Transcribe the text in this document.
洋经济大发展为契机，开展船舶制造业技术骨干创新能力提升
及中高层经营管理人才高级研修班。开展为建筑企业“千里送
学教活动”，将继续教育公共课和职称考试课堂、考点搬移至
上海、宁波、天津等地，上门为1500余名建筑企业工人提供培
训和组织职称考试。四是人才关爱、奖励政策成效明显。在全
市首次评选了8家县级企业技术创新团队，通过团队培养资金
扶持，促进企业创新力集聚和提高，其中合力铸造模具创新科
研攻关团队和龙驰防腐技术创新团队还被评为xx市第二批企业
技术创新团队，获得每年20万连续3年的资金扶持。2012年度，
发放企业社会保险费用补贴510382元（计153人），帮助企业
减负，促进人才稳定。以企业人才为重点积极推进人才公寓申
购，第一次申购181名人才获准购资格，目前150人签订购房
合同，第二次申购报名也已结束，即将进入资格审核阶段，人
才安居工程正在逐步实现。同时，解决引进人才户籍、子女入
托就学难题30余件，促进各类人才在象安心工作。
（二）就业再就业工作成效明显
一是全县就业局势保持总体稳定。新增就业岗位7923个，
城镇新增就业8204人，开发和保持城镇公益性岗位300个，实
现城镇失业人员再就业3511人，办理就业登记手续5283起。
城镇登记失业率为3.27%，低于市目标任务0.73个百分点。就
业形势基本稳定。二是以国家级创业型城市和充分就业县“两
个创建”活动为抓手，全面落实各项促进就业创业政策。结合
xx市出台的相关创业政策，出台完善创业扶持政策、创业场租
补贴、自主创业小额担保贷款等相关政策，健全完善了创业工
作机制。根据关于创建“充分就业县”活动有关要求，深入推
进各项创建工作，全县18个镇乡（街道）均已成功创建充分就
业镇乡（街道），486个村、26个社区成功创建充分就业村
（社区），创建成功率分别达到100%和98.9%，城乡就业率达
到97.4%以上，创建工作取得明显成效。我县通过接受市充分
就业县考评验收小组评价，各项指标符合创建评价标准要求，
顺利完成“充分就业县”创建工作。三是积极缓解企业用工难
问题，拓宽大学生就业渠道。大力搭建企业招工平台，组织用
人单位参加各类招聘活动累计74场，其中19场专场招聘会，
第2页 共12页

● ● ●

> _The exercise_
Would you copy out each line exactly as written?

> _Task answer_
Transcribe the text in this document.
洋经济大发展为契机，开展船舶制造业技术骨干创新能力提升
及中高层经营管理人才高级研修班。开展为建筑企业“千里送
学教活动”，将继续教育公共课和职称考试课堂、考点搬移至
上海、宁波、天津等地，上门为1500余名建筑企业工人提供培
训和组织职称考试。四是人才关爱、奖励政策成效明显。在全
市首次评选了8家县级企业技术创新团队，通过团队培养资金
扶持，促进企业创新力集聚和提高，其中合力铸造模具创新科
研攻关团队和龙驰防腐技术创新团队还被评为xx市第二批企业
技术创新团队，获得每年20万连续3年的资金扶持。2012年度，
发放企业社会保险费用补贴510382元（计153人），帮助企业
减负，促进人才稳定。以企业人才为重点积极推进人才公寓申
购，第一次申购181名人才获准购资格，目前150人签订购房
合同，第二次申购报名也已结束，即将进入资格审核阶段，人
才安居工程正在逐步实现。同时，解决引进人才户籍、子女入
托就学难题30余件，促进各类人才在象安心工作。
（二）就业再就业工作成效明显
一是全县就业局势保持总体稳定。新增就业岗位7923个，
城镇新增就业8204人，开发和保持城镇公益性岗位300个，实
现城镇失业人员再就业3511人，办理就业登记手续5283起。
城镇登记失业率为3.27%，低于市目标任务0.73个百分点。就
业形势基本稳定。二是以国家级创业型城市和充分就业县“两
个创建”活动为抓手，全面落实各项促进就业创业政策。结合
xx市出台的相关创业政策，出台完善创业扶持政策、创业场租
补贴、自主创业小额担保贷款等相关政策，健全完善了创业工
作机制。根据关于创建“充分就业县”活动有关要求，深入推
进各项创建工作，全县18个镇乡（街道）均已成功创建充分就
业镇乡（街道），486个村、26个社区成功创建充分就业村
（社区），创建成功率分别达到100%和98.9%，城乡就业率达
到97.4%以上，创建工作取得明显成效。我县通过接受市充分
就业县考评验收小组评价，各项指标符合创建评价标准要求，
顺利完成“充分就业县”创建工作。三是积极缓解企业用工难
问题，拓宽大学生就业渠道。大力搭建企业招工平台，组织用
人单位参加各类招聘活动累计74场，其中19场专场招聘会，
第2页 共12页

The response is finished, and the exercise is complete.